■ Task: Search the material for the word "spaces" and copy each line that holds it.

■ Data entries:
▼

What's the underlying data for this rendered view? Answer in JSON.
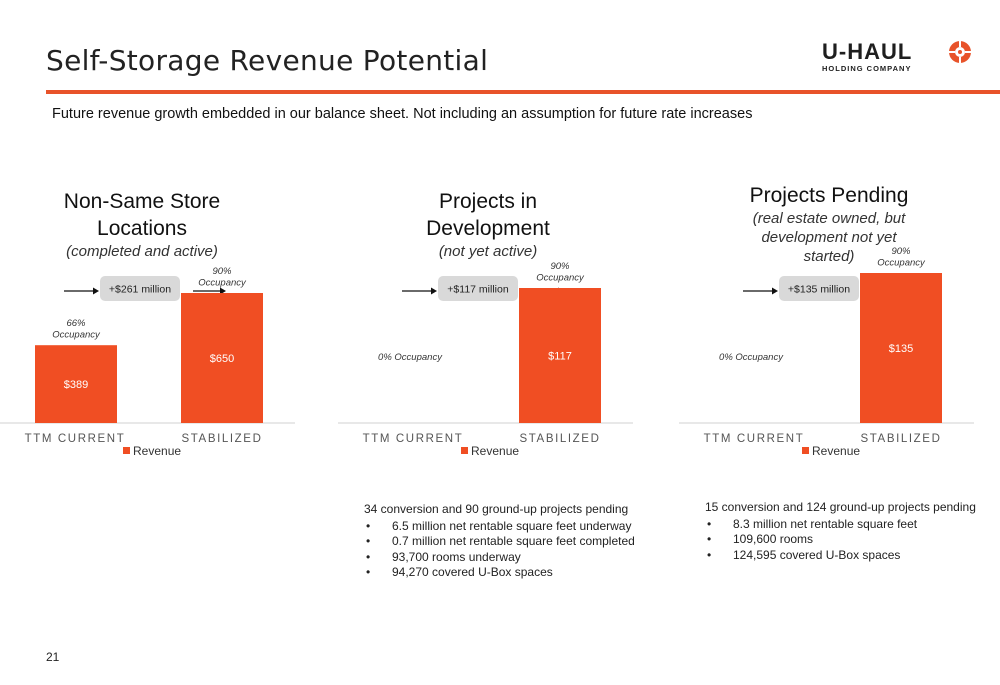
{
  "header": {
    "title": "Self-Storage Revenue Potential",
    "subtitle": "Future revenue growth embedded in our balance sheet.  Not including an assumption for future rate increases"
  },
  "logo": {
    "main": "U-HAUL",
    "sub": "HOLDING COMPANY"
  },
  "colors": {
    "accent": "#e8532a",
    "bar": "#f04e23",
    "pill": "#d9d9d9",
    "axis": "#d0d0d0"
  },
  "chart_data": [
    {
      "type": "bar",
      "panel_title": "Non-Same Store Locations",
      "panel_subtitle": "(completed and active)",
      "categories": [
        "TTM CURRENT",
        "STABILIZED"
      ],
      "series": [
        {
          "name": "Revenue",
          "values": [
            389,
            650
          ]
        }
      ],
      "data_labels": [
        "$389",
        "$650"
      ],
      "occupancy_labels": [
        "66% Occupancy",
        "90% Occupancy"
      ],
      "delta_label": "+$261 million",
      "ylim": [
        0,
        750
      ],
      "legend": "bottom"
    },
    {
      "type": "bar",
      "panel_title": "Projects in Development",
      "panel_subtitle": "(not yet active)",
      "categories": [
        "TTM CURRENT",
        "STABILIZED"
      ],
      "series": [
        {
          "name": "Revenue",
          "values": [
            0,
            117
          ]
        }
      ],
      "data_labels": [
        "",
        "$117"
      ],
      "occupancy_labels": [
        "0% Occupancy",
        "90% Occupancy"
      ],
      "delta_label": "+$117 million",
      "ylim": [
        0,
        130
      ],
      "legend": "bottom"
    },
    {
      "type": "bar",
      "panel_title": "Projects Pending",
      "panel_subtitle": "(real estate owned, but development not yet started)",
      "categories": [
        "TTM CURRENT",
        "STABILIZED"
      ],
      "series": [
        {
          "name": "Revenue",
          "values": [
            0,
            135
          ]
        }
      ],
      "data_labels": [
        "",
        "$135"
      ],
      "occupancy_labels": [
        "0% Occupancy",
        "90% Occupancy"
      ],
      "delta_label": "+$135 million",
      "ylim": [
        0,
        135
      ],
      "legend": "bottom"
    }
  ],
  "notes": {
    "development": {
      "lead": "34 conversion and 90 ground-up projects pending",
      "items": [
        "6.5 million net rentable square feet underway",
        "0.7 million net rentable square feet completed",
        "93,700 rooms underway",
        "94,270 covered U-Box spaces"
      ]
    },
    "pending": {
      "lead": "15 conversion and 124 ground-up projects pending",
      "items": [
        "8.3 million net rentable square feet",
        "109,600 rooms",
        "124,595 covered U-Box spaces"
      ]
    }
  },
  "page_number": "21"
}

▲

■ Solution for this task:
        "94,270 covered U-Box spaces"
        "124,595 covered U-Box spaces"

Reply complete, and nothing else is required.